-- START INPUT MATERIAL --

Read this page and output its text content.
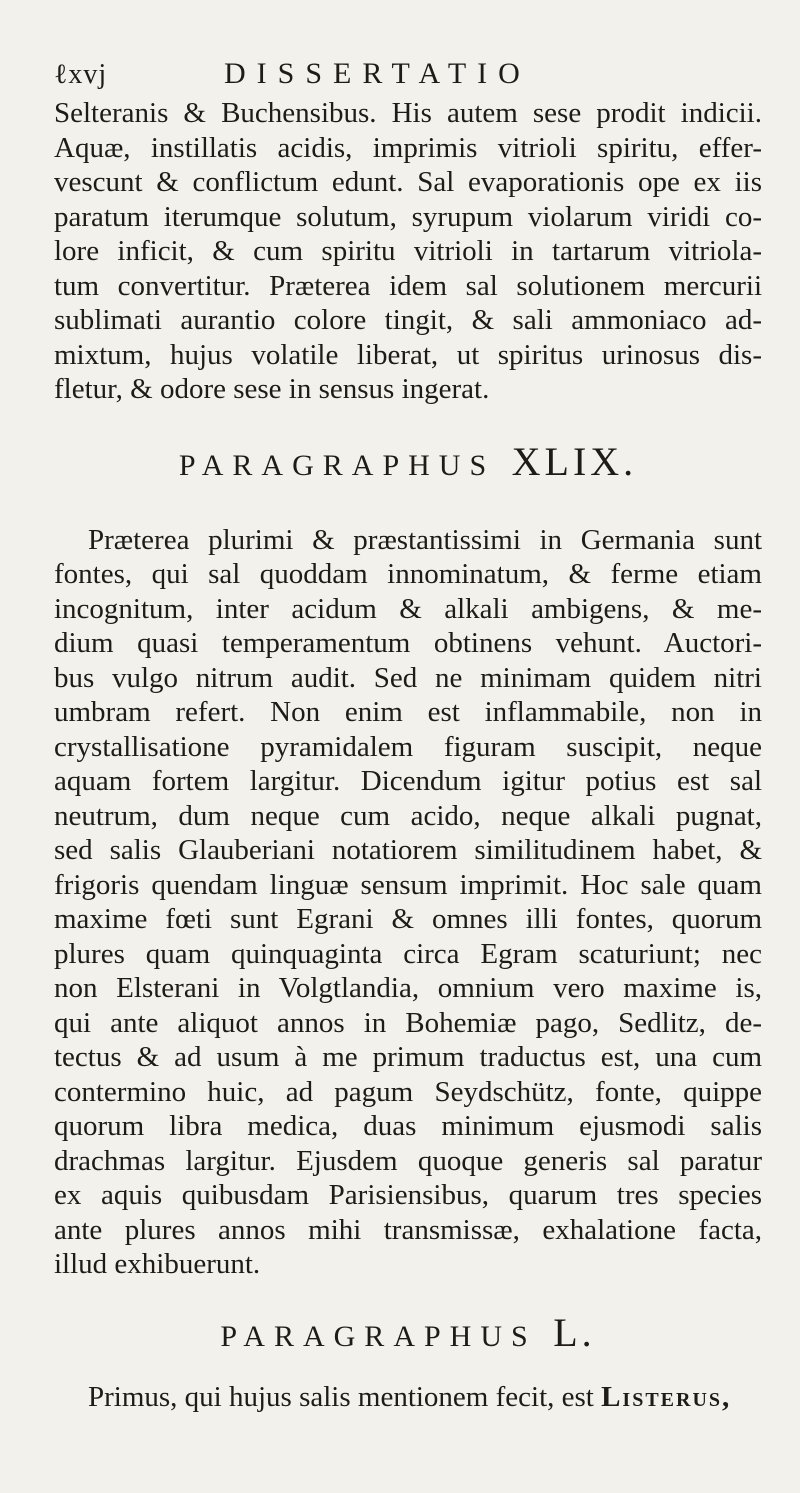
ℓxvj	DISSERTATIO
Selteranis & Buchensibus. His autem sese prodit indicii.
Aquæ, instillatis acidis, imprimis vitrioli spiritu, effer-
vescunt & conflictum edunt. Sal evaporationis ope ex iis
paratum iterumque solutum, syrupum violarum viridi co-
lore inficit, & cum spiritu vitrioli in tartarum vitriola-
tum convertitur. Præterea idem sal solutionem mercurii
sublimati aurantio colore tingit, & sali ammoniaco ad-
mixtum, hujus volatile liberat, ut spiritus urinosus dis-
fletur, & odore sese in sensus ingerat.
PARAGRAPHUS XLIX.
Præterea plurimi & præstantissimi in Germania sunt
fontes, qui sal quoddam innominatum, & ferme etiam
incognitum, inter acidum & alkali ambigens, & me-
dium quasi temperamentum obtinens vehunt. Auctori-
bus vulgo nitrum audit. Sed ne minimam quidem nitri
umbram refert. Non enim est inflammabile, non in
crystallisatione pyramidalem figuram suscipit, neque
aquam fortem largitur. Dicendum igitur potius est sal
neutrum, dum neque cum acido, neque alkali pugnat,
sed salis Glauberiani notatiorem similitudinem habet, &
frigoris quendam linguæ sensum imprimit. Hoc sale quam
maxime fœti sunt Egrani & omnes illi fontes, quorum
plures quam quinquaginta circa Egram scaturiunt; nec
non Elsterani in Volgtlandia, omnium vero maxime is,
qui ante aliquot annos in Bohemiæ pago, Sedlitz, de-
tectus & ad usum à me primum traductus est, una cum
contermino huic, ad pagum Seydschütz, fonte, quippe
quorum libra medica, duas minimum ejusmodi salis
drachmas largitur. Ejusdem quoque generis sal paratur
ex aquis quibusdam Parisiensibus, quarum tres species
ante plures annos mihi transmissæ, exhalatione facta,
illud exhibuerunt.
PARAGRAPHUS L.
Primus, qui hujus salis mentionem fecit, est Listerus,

-- END INPUT MATERIAL --
-- START INPUT MATERIAL --

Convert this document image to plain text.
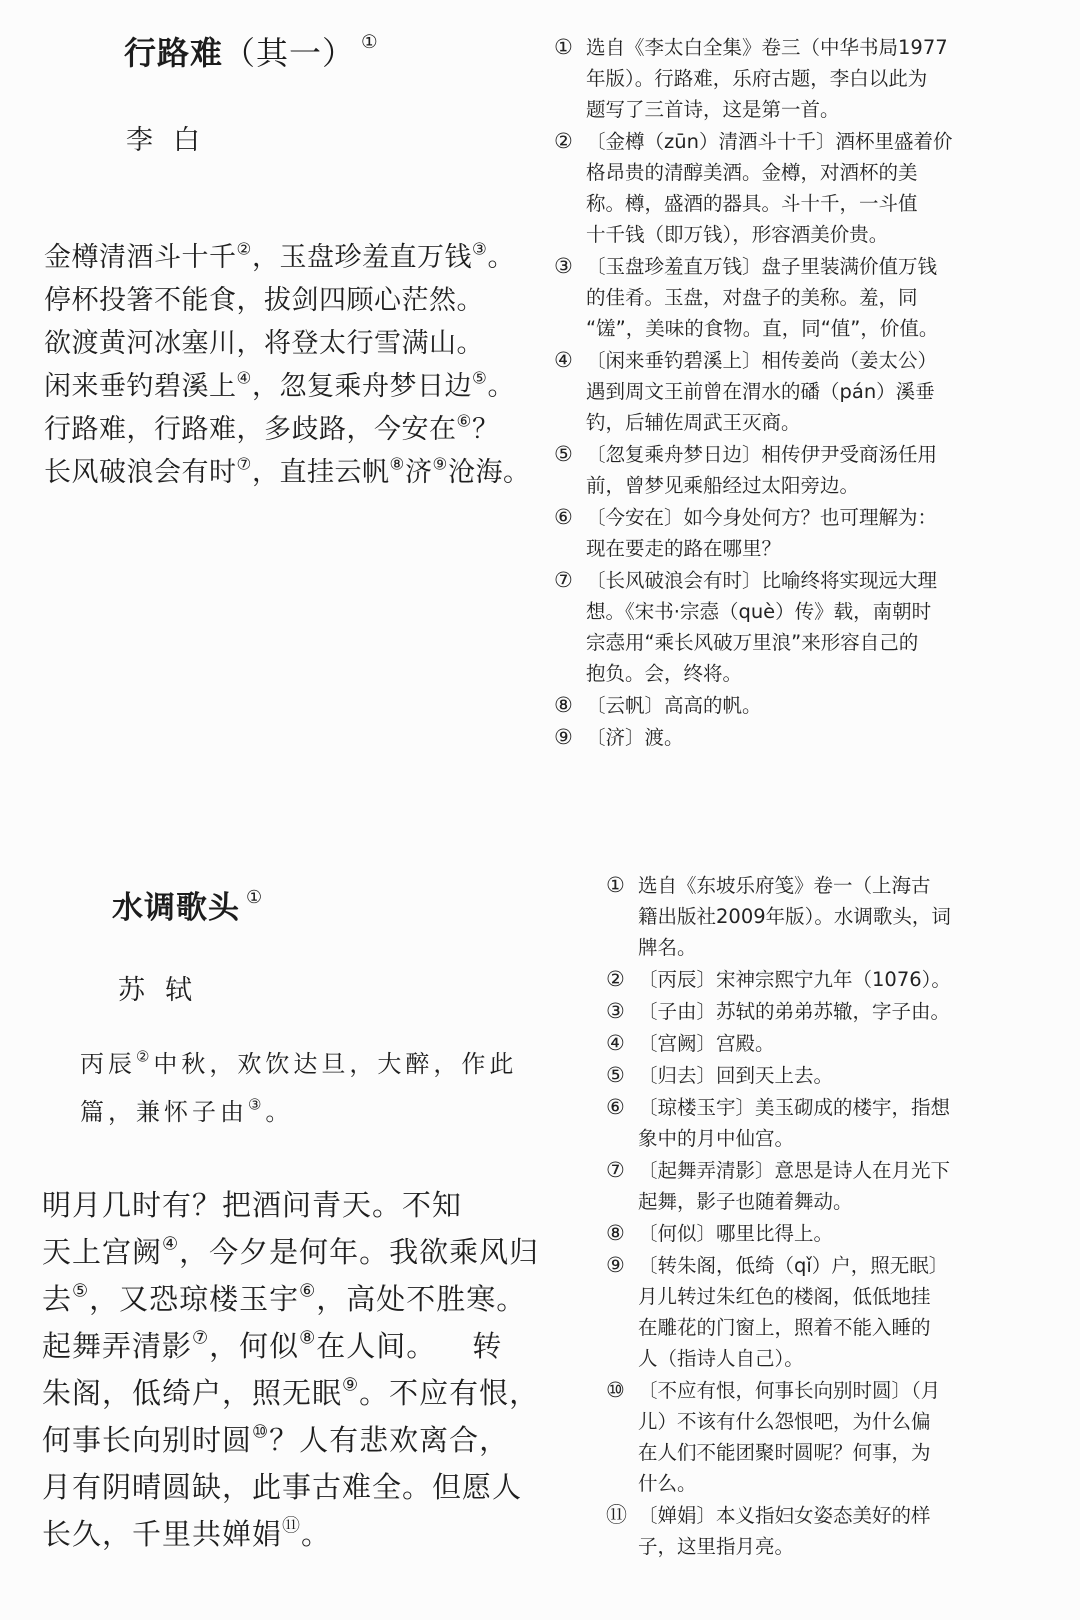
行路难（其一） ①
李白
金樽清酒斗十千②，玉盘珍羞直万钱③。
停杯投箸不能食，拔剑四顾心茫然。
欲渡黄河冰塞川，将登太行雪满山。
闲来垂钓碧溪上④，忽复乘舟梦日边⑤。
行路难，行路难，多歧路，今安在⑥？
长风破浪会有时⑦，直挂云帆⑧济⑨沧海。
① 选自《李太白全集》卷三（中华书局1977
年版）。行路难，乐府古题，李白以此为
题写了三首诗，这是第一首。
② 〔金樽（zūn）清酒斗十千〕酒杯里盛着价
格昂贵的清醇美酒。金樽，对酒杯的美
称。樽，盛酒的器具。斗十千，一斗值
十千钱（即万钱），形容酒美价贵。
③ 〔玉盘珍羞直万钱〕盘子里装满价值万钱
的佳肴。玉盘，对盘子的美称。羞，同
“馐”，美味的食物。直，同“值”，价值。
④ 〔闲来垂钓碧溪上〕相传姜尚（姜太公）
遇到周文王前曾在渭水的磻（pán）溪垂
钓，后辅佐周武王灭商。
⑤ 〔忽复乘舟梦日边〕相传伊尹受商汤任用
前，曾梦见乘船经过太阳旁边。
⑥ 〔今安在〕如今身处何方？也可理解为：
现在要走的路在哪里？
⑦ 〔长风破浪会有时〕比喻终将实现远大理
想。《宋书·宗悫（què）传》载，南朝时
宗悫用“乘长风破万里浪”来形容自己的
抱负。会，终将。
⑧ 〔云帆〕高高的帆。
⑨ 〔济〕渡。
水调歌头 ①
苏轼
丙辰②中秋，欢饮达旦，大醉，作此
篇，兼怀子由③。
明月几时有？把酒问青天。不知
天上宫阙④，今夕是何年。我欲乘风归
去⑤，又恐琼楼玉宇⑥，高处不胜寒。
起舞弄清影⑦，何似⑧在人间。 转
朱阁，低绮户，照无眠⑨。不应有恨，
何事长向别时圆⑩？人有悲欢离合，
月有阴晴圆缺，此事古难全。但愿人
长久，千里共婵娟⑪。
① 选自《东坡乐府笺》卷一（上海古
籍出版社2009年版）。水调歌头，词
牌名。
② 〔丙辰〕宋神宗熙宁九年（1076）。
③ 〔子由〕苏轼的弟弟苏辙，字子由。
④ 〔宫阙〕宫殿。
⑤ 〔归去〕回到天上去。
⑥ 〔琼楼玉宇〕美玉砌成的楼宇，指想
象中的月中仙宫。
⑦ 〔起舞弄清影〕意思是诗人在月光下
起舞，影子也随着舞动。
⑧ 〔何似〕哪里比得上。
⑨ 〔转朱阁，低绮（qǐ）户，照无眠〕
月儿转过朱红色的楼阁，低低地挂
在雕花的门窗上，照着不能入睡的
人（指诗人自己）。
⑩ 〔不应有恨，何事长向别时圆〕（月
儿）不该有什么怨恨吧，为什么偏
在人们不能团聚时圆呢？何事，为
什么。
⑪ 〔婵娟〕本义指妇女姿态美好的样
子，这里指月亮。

-- END INPUT MATERIAL --

== TASK DIRECTIONS ==
Look through the data and show every line containing "annos".

== PROBLEM SOLUTION ==
qui ante aliquot annos in Bohemiæ pago, Sedlitz, de-
ante plures annos mihi transmissæ, exhalatione facta,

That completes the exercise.